**DATA IN THIS EXERCISE**

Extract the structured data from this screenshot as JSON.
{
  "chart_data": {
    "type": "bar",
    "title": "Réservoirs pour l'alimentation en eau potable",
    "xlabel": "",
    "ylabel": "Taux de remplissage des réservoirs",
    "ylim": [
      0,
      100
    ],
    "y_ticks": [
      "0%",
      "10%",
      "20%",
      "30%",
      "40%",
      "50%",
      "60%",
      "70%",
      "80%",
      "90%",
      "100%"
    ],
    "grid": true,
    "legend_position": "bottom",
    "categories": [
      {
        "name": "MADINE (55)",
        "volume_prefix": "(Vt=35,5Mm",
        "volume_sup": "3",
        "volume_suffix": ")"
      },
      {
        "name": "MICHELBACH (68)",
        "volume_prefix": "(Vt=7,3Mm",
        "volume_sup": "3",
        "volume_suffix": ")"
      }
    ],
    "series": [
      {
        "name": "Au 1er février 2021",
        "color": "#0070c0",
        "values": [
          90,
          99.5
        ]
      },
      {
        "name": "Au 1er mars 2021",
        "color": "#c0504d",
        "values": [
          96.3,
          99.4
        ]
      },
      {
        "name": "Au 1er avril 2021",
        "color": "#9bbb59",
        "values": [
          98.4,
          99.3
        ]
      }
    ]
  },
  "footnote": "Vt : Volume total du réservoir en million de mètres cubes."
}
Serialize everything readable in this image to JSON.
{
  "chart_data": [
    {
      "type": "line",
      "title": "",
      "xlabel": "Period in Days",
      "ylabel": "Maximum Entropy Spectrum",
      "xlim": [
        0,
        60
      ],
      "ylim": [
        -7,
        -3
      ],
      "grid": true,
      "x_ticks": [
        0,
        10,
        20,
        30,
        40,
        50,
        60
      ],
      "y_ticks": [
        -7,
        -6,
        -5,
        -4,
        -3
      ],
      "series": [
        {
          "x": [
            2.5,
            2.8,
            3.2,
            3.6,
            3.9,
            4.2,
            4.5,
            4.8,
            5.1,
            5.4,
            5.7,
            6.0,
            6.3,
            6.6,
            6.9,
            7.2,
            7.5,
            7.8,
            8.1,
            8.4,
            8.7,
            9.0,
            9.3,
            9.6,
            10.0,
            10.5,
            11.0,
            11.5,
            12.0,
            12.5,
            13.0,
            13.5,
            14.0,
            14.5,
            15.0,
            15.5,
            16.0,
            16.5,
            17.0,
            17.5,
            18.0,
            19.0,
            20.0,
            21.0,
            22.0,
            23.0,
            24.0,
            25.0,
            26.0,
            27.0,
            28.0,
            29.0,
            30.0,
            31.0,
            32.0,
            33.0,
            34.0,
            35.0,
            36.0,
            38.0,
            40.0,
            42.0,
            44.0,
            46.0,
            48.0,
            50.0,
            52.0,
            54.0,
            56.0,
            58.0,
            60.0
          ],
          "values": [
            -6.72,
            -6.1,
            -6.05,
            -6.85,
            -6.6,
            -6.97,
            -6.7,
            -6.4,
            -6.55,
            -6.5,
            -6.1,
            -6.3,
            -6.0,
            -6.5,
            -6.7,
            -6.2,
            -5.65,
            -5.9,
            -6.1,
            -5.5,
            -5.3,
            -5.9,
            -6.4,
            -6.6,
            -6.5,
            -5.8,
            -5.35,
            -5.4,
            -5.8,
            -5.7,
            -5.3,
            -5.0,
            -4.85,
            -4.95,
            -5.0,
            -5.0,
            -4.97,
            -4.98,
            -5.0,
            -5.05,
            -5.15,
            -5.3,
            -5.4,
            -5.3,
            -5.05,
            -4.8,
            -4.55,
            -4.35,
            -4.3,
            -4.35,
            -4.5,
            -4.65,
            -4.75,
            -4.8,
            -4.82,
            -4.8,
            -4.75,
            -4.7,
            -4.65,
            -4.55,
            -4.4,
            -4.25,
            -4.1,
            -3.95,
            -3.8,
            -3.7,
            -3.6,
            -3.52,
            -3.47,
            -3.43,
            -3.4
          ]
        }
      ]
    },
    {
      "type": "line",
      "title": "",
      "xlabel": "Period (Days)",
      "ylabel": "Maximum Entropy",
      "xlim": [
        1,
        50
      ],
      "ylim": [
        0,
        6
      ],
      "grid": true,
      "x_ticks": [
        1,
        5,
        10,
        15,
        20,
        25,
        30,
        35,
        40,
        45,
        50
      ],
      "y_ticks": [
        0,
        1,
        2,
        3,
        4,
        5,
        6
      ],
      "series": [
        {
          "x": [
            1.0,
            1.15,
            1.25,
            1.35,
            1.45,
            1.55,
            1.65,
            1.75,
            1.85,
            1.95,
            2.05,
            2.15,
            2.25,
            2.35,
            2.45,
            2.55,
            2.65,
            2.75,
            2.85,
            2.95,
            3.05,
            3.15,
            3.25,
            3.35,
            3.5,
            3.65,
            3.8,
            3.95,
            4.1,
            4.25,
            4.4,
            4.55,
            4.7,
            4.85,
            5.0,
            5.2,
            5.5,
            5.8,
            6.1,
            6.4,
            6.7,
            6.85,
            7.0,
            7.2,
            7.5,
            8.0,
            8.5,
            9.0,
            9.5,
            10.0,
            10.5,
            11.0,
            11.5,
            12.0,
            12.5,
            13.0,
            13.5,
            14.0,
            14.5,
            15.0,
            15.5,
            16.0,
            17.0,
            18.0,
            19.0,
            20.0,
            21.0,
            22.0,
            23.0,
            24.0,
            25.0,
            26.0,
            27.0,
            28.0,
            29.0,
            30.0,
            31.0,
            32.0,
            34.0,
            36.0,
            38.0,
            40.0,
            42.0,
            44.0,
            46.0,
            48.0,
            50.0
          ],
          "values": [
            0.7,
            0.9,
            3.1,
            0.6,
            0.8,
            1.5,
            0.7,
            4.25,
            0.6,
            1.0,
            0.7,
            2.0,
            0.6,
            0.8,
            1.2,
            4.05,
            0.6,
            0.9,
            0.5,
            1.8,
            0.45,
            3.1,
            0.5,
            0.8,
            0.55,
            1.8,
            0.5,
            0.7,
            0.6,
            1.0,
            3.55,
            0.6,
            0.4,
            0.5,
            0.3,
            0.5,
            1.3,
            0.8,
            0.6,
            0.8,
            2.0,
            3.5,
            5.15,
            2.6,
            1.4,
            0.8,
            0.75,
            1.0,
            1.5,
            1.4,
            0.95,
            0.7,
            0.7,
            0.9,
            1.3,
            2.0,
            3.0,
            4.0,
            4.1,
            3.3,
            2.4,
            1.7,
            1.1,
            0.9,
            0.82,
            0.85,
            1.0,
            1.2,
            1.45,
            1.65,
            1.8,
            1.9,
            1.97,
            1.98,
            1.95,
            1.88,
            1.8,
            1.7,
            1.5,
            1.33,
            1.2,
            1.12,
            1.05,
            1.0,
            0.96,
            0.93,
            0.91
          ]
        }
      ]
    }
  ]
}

**TASK**
All entries must be repeated verbatim.

**TASK SOLUTION**
Extract the structured data from this screenshot as JSON.
{
  "chart_data": {
    "type": "bar",
    "title": "Réservoirs pour l'alimentation en eau potable",
    "xlabel": "",
    "ylabel": "Taux de remplissage des réservoirs",
    "ylim": [
      0,
      100
    ],
    "y_ticks": [
      "0%",
      "10%",
      "20%",
      "30%",
      "40%",
      "50%",
      "60%",
      "70%",
      "80%",
      "90%",
      "100%"
    ],
    "grid": true,
    "legend_position": "bottom",
    "categories": [
      {
        "name": "MADINE (55)",
        "volume_prefix": "(Vt=35,5Mm",
        "volume_sup": "3",
        "volume_suffix": ")"
      },
      {
        "name": "MICHELBACH (68)",
        "volume_prefix": "(Vt=7,3Mm",
        "volume_sup": "3",
        "volume_suffix": ")"
      }
    ],
    "series": [
      {
        "name": "Au 1er février 2021",
        "color": "#0070c0",
        "values": [
          90,
          99.5
        ]
      },
      {
        "name": "Au 1er mars 2021",
        "color": "#c0504d",
        "values": [
          96.3,
          99.4
        ]
      },
      {
        "name": "Au 1er avril 2021",
        "color": "#9bbb59",
        "values": [
          98.4,
          99.3
        ]
      }
    ]
  },
  "footnote": "Vt : Volume total du réservoir en million de mètres cubes."
}
Serialize everything readable in this image to JSON.
{
  "chart_data": [
    {
      "type": "line",
      "title": "",
      "xlabel": "Period in Days",
      "ylabel": "Maximum Entropy Spectrum",
      "xlim": [
        0,
        60
      ],
      "ylim": [
        -7,
        -3
      ],
      "grid": true,
      "x_ticks": [
        0,
        10,
        20,
        30,
        40,
        50,
        60
      ],
      "y_ticks": [
        -7,
        -6,
        -5,
        -4,
        -3
      ],
      "series": [
        {
          "x": [
            2.5,
            2.8,
            3.2,
            3.6,
            3.9,
            4.2,
            4.5,
            4.8,
            5.1,
            5.4,
            5.7,
            6.0,
            6.3,
            6.6,
            6.9,
            7.2,
            7.5,
            7.8,
            8.1,
            8.4,
            8.7,
            9.0,
            9.3,
            9.6,
            10.0,
            10.5,
            11.0,
            11.5,
            12.0,
            12.5,
            13.0,
            13.5,
            14.0,
            14.5,
            15.0,
            15.5,
            16.0,
            16.5,
            17.0,
            17.5,
            18.0,
            19.0,
            20.0,
            21.0,
            22.0,
            23.0,
            24.0,
            25.0,
            26.0,
            27.0,
            28.0,
            29.0,
            30.0,
            31.0,
            32.0,
            33.0,
            34.0,
            35.0,
            36.0,
            38.0,
            40.0,
            42.0,
            44.0,
            46.0,
            48.0,
            50.0,
            52.0,
            54.0,
            56.0,
            58.0,
            60.0
          ],
          "values": [
            -6.72,
            -6.1,
            -6.05,
            -6.85,
            -6.6,
            -6.97,
            -6.7,
            -6.4,
            -6.55,
            -6.5,
            -6.1,
            -6.3,
            -6.0,
            -6.5,
            -6.7,
            -6.2,
            -5.65,
            -5.9,
            -6.1,
            -5.5,
            -5.3,
            -5.9,
            -6.4,
            -6.6,
            -6.5,
            -5.8,
            -5.35,
            -5.4,
            -5.8,
            -5.7,
            -5.3,
            -5.0,
            -4.85,
            -4.95,
            -5.0,
            -5.0,
            -4.97,
            -4.98,
            -5.0,
            -5.05,
            -5.15,
            -5.3,
            -5.4,
            -5.3,
            -5.05,
            -4.8,
            -4.55,
            -4.35,
            -4.3,
            -4.35,
            -4.5,
            -4.65,
            -4.75,
            -4.8,
            -4.82,
            -4.8,
            -4.75,
            -4.7,
            -4.65,
            -4.55,
            -4.4,
            -4.25,
            -4.1,
            -3.95,
            -3.8,
            -3.7,
            -3.6,
            -3.52,
            -3.47,
            -3.43,
            -3.4
          ]
        }
      ]
    },
    {
      "type": "line",
      "title": "",
      "xlabel": "Period (Days)",
      "ylabel": "Maximum Entropy",
      "xlim": [
        1,
        50
      ],
      "ylim": [
        0,
        6
      ],
      "grid": true,
      "x_ticks": [
        1,
        5,
        10,
        15,
        20,
        25,
        30,
        35,
        40,
        45,
        50
      ],
      "y_ticks": [
        0,
        1,
        2,
        3,
        4,
        5,
        6
      ],
      "series": [
        {
          "x": [
            1.0,
            1.15,
            1.25,
            1.35,
            1.45,
            1.55,
            1.65,
            1.75,
            1.85,
            1.95,
            2.05,
            2.15,
            2.25,
            2.35,
            2.45,
            2.55,
            2.65,
            2.75,
            2.85,
            2.95,
            3.05,
            3.15,
            3.25,
            3.35,
            3.5,
            3.65,
            3.8,
            3.95,
            4.1,
            4.25,
            4.4,
            4.55,
            4.7,
            4.85,
            5.0,
            5.2,
            5.5,
            5.8,
            6.1,
            6.4,
            6.7,
            6.85,
            7.0,
            7.2,
            7.5,
            8.0,
            8.5,
            9.0,
            9.5,
            10.0,
            10.5,
            11.0,
            11.5,
            12.0,
            12.5,
            13.0,
            13.5,
            14.0,
            14.5,
            15.0,
            15.5,
            16.0,
            17.0,
            18.0,
            19.0,
            20.0,
            21.0,
            22.0,
            23.0,
            24.0,
            25.0,
            26.0,
            27.0,
            28.0,
            29.0,
            30.0,
            31.0,
            32.0,
            34.0,
            36.0,
            38.0,
            40.0,
            42.0,
            44.0,
            46.0,
            48.0,
            50.0
          ],
          "values": [
            0.7,
            0.9,
            3.1,
            0.6,
            0.8,
            1.5,
            0.7,
            4.25,
            0.6,
            1.0,
            0.7,
            2.0,
            0.6,
            0.8,
            1.2,
            4.05,
            0.6,
            0.9,
            0.5,
            1.8,
            0.45,
            3.1,
            0.5,
            0.8,
            0.55,
            1.8,
            0.5,
            0.7,
            0.6,
            1.0,
            3.55,
            0.6,
            0.4,
            0.5,
            0.3,
            0.5,
            1.3,
            0.8,
            0.6,
            0.8,
            2.0,
            3.5,
            5.15,
            2.6,
            1.4,
            0.8,
            0.75,
            1.0,
            1.5,
            1.4,
            0.95,
            0.7,
            0.7,
            0.9,
            1.3,
            2.0,
            3.0,
            4.0,
            4.1,
            3.3,
            2.4,
            1.7,
            1.1,
            0.9,
            0.82,
            0.85,
            1.0,
            1.2,
            1.45,
            1.65,
            1.8,
            1.9,
            1.97,
            1.98,
            1.95,
            1.88,
            1.8,
            1.7,
            1.5,
            1.33,
            1.2,
            1.12,
            1.05,
            1.0,
            0.96,
            0.93,
            0.91
          ]
        }
      ]
    }
  ]
}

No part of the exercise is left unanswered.